Emmerich - Gennep (NL) - Roermond (NL)

Eigentlich wollten wir am 02.06.2021 kurz vor 8 Uhr morgens losfahren. Aber: mein PCR-Testergebnis aus Münster war noch nicht da, obwohl 48h vergangen waren. Da die Grenze ca. 30 min hinter Emmerich ist, wollten wir nicht losfahren solange das Ergebnis nicht angekommen ist. Kurz gesagt verbrachte ich den Vormittag damit, den Kundendienst anzurufen (ohne Erfolg), Mails zu schreiben (ohne Erfolg) und irgendwie eine Auskunft über meinen Test zu bekommen (ebenfalls ohne Erfolg). Nach 52,5h trudelte dann die Mail mit meinem negativen PCR-Testergebnis ein und wir konnten 13 Uhr endlich losfahren. Die 2,5h auf dem Rhein, der später zur Waal wird, waren wieder anstrengend. Die hohen und steilen Wellen, die aus jeder Richtung kommen sowie die Strömung und der Verkehr sind wirklich kein Zuckerschlecken.

Plötzlich waren wir in der Niederlande. Man merkte den Länderwechsel kaum, einziges eindeutiges Zeichen war die SMS, die über die Telefontarife im Ausland informierte. Ansonsten fiel nur auf, dass in der Niederlande FKK-Strände am Rheinufer waren und mehr Villen mit Blick auf den Rhein bzw. die Waal. Der spannendste Augenblick der ganzen Fahrt auf dem Rhein war das Abbiegen auf den Waal-Maas-Kanal. Oskar musste eine sehr steile Kurve fahren, gleichzeitig kamen Gegenverkehr und mehrere Schiffe aus dem Kanal gefahren. Die steile Kurve mit der starken Strömung bereitete uns Herzklopfen und einen kurzzeitigen Atemstillstand aber wenige Augenblicke später waren wir wieder auf einem friedlichen Kanal und der Rhein war geschafft. Wir sind froh, den Rhein nicht nochmal mit diesem Boot fahren zu müssen!

### ÜBUNGSAUFGABEN
[1] Stimmen diese Aussagen mit dem Reisebericht überein? Antworten Sie jeweils mit Ja oder Nein und zitieren Sie die entscheidende Stelle wörtlich.
(a) Das PCR-Testergebnis traf nach 48 Stunden ein.
(b) Die Abfahrt fand um 13 Uhr statt.
(c) Den Wechsel in die Niederlande erkannte man eindeutig an einer SMS.
[2] Schreiben Sie aus dem Reisebericht den Abschnitt zwischen „Emmerich - Gennep“ und „wirklich kein Zuckerschlecken.“, beide Stellen eingeschlossen, wortgetreu ab.

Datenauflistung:
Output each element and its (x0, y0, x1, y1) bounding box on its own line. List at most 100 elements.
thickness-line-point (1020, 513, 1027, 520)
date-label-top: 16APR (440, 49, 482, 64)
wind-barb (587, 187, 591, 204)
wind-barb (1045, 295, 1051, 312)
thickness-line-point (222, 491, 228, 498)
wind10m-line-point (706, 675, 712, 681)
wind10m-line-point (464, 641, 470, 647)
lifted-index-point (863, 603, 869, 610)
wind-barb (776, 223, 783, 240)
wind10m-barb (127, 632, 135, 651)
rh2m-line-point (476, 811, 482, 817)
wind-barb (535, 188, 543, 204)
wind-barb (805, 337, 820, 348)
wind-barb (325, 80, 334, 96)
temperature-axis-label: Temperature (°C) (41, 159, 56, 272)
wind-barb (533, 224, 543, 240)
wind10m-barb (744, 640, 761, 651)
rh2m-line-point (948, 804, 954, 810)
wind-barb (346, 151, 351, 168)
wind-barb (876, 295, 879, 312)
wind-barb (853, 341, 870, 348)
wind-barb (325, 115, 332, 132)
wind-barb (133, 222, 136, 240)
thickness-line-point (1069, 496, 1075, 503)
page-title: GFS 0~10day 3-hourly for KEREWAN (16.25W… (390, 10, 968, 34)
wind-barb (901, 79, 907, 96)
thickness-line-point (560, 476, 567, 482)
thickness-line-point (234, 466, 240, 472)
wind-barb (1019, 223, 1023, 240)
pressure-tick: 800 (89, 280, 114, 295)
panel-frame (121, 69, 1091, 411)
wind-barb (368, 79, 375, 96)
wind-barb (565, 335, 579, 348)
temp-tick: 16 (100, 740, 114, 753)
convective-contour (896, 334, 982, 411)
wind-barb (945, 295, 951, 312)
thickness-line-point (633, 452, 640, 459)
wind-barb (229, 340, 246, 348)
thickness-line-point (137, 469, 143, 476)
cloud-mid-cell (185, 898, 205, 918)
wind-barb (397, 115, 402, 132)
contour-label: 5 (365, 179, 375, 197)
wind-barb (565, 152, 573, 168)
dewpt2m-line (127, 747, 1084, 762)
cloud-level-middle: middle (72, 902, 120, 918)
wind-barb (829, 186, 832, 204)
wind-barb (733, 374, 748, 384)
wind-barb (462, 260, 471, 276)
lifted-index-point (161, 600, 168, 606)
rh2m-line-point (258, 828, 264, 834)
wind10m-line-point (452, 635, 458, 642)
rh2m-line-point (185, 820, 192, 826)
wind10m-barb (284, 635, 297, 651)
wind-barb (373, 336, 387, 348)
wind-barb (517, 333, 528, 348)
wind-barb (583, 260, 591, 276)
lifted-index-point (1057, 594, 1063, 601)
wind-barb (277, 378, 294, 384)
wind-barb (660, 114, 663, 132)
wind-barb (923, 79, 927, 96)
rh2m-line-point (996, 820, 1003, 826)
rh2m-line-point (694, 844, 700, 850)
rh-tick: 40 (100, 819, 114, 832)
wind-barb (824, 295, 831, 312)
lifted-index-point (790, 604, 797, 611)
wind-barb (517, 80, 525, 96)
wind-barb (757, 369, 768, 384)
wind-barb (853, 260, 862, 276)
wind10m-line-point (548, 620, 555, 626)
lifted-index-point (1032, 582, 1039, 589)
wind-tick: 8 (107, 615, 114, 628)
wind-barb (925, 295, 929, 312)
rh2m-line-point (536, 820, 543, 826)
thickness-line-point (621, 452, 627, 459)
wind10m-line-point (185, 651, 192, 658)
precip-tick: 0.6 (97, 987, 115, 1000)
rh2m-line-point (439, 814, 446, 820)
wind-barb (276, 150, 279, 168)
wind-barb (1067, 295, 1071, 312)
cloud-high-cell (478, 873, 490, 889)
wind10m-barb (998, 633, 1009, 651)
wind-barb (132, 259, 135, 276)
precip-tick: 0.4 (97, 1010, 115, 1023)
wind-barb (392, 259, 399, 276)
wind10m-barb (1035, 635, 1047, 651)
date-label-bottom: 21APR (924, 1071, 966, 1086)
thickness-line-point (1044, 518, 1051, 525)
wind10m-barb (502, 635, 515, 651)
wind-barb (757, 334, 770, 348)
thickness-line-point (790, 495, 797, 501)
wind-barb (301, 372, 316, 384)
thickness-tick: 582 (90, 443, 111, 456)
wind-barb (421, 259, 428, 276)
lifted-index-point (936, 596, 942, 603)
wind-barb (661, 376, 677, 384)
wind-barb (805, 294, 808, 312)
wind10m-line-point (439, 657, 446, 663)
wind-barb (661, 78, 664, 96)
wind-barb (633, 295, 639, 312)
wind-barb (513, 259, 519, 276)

### ERGEBNISSE JE AUFGABE
[1]
(a) Nein: „Nach 52,5h trudelte dann die Mail mit meinem negativen PCR-Testergebnis ein“
(b) Ja: „wir konnten 13 Uhr endlich losfahren“
(c) Ja: „einziges eindeutiges Zeichen war die SMS, die über die Telefontarife im Ausland informierte“

[2]
Emmerich - Gennep (NL) - Roermond (NL)

Eigentlich wollten wir am 02.06.2021 kurz vor 8 Uhr morgens losfahren. Aber: mein PCR-Testergebnis aus Münster war noch nicht da, obwohl 48h vergangen waren. Da die Grenze ca. 30 min hinter Emmerich ist, wollten wir nicht losfahren solange das Ergebnis nicht angekommen ist. Kurz gesagt verbrachte ich den Vormittag damit, den Kundendienst anzurufen (ohne Erfolg), Mails zu schreiben (ohne Erfolg) und irgendwie eine Auskunft über meinen Test zu bekommen (ebenfalls ohne Erfolg). Nach 52,5h trudelte dann die Mail mit meinem negativen PCR-Testergebnis ein und wir konnten 13 Uhr endlich losfahren. Die 2,5h auf dem Rhein, der später zur Waal wird, waren wieder anstrengend. Die hohen und steilen Wellen, die aus jeder Richtung kommen sowie die Strömung und der Verkehr sind wirklich kein Zuckerschlecken.